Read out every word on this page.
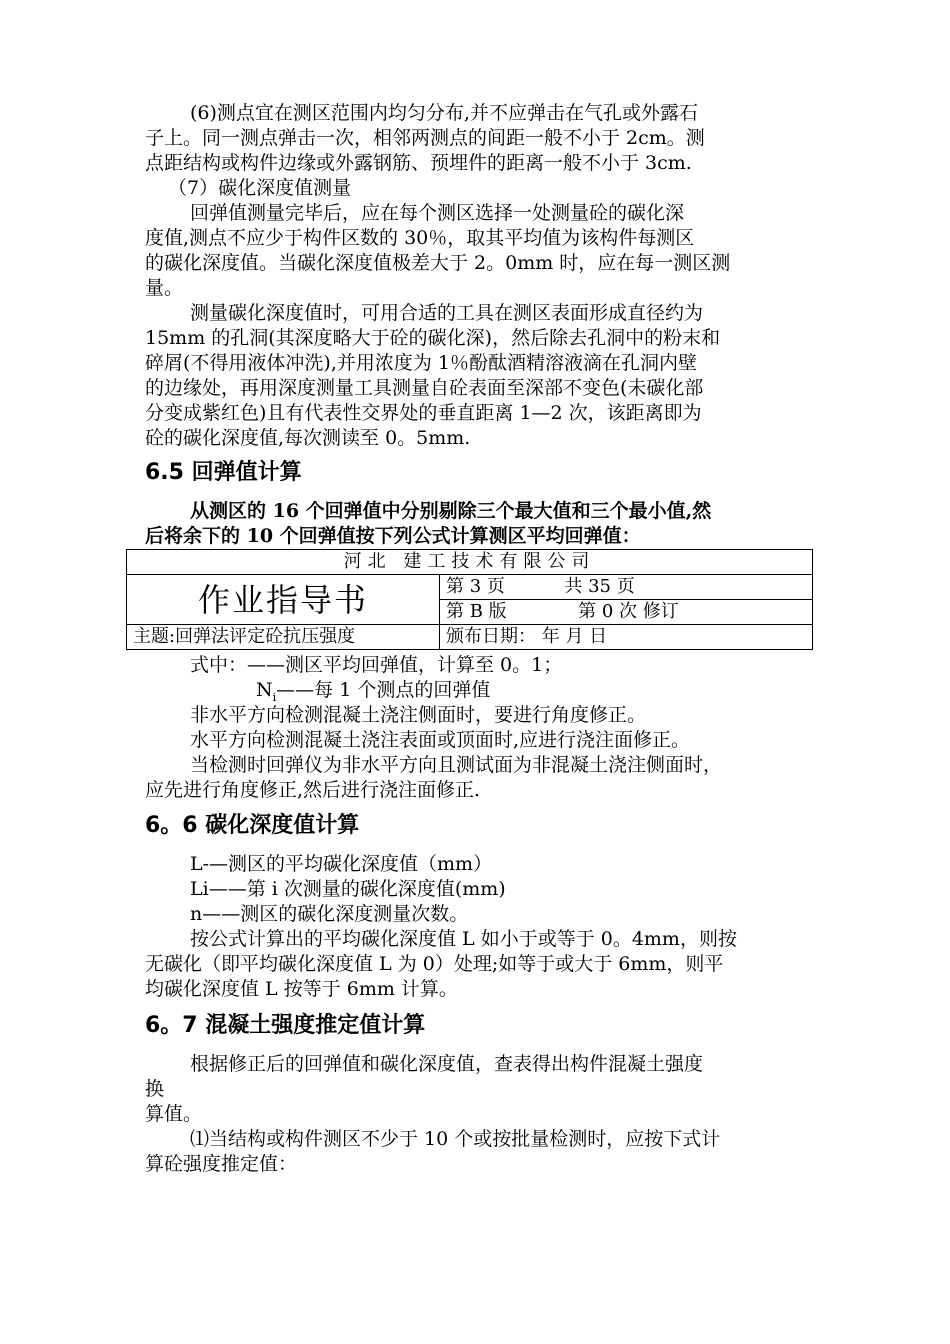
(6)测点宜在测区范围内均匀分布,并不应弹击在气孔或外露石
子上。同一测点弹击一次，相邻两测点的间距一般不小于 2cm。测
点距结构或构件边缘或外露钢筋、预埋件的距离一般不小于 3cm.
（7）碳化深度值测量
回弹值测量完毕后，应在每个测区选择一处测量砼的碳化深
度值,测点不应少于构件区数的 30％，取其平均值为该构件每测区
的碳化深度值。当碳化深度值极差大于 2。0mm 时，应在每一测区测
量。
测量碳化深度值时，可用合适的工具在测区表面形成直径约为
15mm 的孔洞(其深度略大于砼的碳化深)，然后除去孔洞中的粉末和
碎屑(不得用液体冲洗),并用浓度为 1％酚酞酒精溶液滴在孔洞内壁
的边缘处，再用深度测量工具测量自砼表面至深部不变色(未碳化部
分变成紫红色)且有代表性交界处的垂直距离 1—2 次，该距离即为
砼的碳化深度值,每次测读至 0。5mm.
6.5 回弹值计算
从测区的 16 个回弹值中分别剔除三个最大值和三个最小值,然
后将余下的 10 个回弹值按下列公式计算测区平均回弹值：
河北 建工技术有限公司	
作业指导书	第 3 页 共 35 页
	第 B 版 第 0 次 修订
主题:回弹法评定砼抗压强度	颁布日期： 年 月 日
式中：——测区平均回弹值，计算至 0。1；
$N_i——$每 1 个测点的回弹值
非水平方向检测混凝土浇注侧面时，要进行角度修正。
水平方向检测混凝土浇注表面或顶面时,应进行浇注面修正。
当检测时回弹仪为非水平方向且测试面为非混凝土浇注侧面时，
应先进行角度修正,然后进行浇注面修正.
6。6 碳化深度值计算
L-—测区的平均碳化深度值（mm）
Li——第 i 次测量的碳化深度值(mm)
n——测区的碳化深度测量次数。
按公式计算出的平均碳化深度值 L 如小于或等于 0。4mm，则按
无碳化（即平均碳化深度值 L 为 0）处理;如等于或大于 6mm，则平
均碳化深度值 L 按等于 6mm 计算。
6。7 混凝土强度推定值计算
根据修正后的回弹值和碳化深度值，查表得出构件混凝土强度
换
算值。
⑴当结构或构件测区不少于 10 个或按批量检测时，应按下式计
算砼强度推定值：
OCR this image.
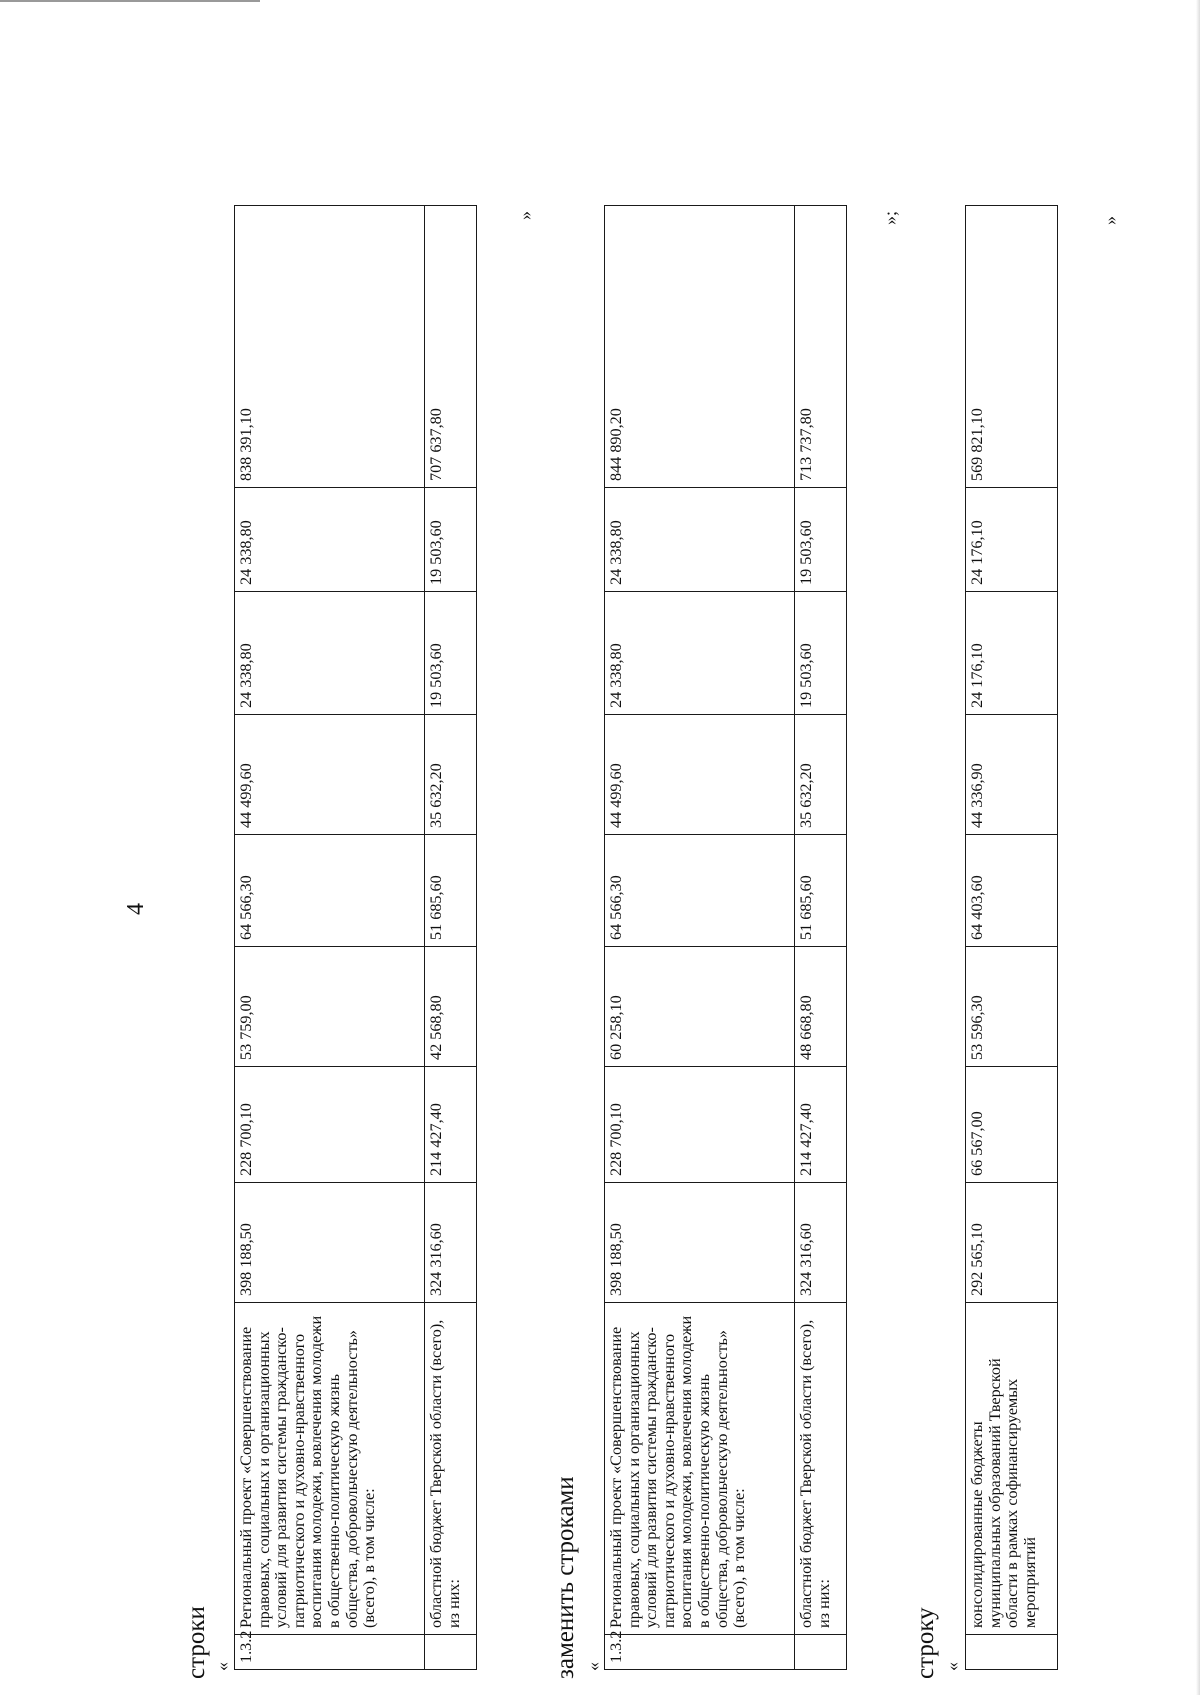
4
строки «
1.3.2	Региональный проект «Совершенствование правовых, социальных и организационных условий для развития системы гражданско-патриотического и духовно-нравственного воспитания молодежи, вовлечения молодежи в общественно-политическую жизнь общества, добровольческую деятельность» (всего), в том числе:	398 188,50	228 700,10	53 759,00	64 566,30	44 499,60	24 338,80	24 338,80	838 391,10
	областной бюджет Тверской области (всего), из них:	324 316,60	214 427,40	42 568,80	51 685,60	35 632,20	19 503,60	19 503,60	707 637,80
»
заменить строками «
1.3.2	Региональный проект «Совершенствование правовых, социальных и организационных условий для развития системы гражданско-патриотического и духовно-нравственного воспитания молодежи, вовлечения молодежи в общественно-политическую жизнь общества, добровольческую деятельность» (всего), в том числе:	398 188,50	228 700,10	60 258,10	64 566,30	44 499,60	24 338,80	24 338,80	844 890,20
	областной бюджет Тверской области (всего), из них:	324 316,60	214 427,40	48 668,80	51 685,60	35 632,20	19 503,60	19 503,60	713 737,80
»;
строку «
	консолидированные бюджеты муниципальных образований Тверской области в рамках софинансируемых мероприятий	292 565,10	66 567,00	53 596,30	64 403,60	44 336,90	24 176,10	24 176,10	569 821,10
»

TASK PROMPT.
Transcribe the material exactly, leaving every picture out.

OUTPUT.
Read out every word on this page.
(6)测点宜在测区范围内均匀分布,并不应弹击在气孔或外露石
子上。同一测点弹击一次，相邻两测点的间距一般不小于 2cm。测
点距结构或构件边缘或外露钢筋、预埋件的距离一般不小于 3cm.
（7）碳化深度值测量
回弹值测量完毕后，应在每个测区选择一处测量砼的碳化深
度值,测点不应少于构件区数的 30％，取其平均值为该构件每测区
的碳化深度值。当碳化深度值极差大于 2。0mm 时，应在每一测区测
量。
测量碳化深度值时，可用合适的工具在测区表面形成直径约为
15mm 的孔洞(其深度略大于砼的碳化深)，然后除去孔洞中的粉末和
碎屑(不得用液体冲洗),并用浓度为 1％酚酞酒精溶液滴在孔洞内壁
的边缘处，再用深度测量工具测量自砼表面至深部不变色(未碳化部
分变成紫红色)且有代表性交界处的垂直距离 1—2 次，该距离即为
砼的碳化深度值,每次测读至 0。5mm.
6.5 回弹值计算
从测区的 16 个回弹值中分别剔除三个最大值和三个最小值,然
后将余下的 10 个回弹值按下列公式计算测区平均回弹值：
河北 建工技术有限公司	
作业指导书	第 3 页 共 35 页
	第 B 版 第 0 次 修订
主题:回弹法评定砼抗压强度	颁布日期： 年 月 日
式中：——测区平均回弹值，计算至 0。1；
$N_i——$每 1 个测点的回弹值
非水平方向检测混凝土浇注侧面时，要进行角度修正。
水平方向检测混凝土浇注表面或顶面时,应进行浇注面修正。
当检测时回弹仪为非水平方向且测试面为非混凝土浇注侧面时，
应先进行角度修正,然后进行浇注面修正.
6。6 碳化深度值计算
L-—测区的平均碳化深度值（mm）
Li——第 i 次测量的碳化深度值(mm)
n——测区的碳化深度测量次数。
按公式计算出的平均碳化深度值 L 如小于或等于 0。4mm，则按
无碳化（即平均碳化深度值 L 为 0）处理;如等于或大于 6mm，则平
均碳化深度值 L 按等于 6mm 计算。
6。7 混凝土强度推定值计算
根据修正后的回弹值和碳化深度值，查表得出构件混凝土强度
换
算值。
⑴当结构或构件测区不少于 10 个或按批量检测时，应按下式计
算砼强度推定值：
OCR this image.
4
строки «
1.3.2	Региональный проект «Совершенствование правовых, социальных и организационных условий для развития системы гражданско-патриотического и духовно-нравственного воспитания молодежи, вовлечения молодежи в общественно-политическую жизнь общества, добровольческую деятельность» (всего), в том числе:	398 188,50	228 700,10	53 759,00	64 566,30	44 499,60	24 338,80	24 338,80	838 391,10
	областной бюджет Тверской области (всего), из них:	324 316,60	214 427,40	42 568,80	51 685,60	35 632,20	19 503,60	19 503,60	707 637,80
»
заменить строками «
1.3.2	Региональный проект «Совершенствование правовых, социальных и организационных условий для развития системы гражданско-патриотического и духовно-нравственного воспитания молодежи, вовлечения молодежи в общественно-политическую жизнь общества, добровольческую деятельность» (всего), в том числе:	398 188,50	228 700,10	60 258,10	64 566,30	44 499,60	24 338,80	24 338,80	844 890,20
	областной бюджет Тверской области (всего), из них:	324 316,60	214 427,40	48 668,80	51 685,60	35 632,20	19 503,60	19 503,60	713 737,80
»;
строку «
	консолидированные бюджеты муниципальных образований Тверской области в рамках софинансируемых мероприятий	292 565,10	66 567,00	53 596,30	64 403,60	44 336,90	24 176,10	24 176,10	569 821,10
»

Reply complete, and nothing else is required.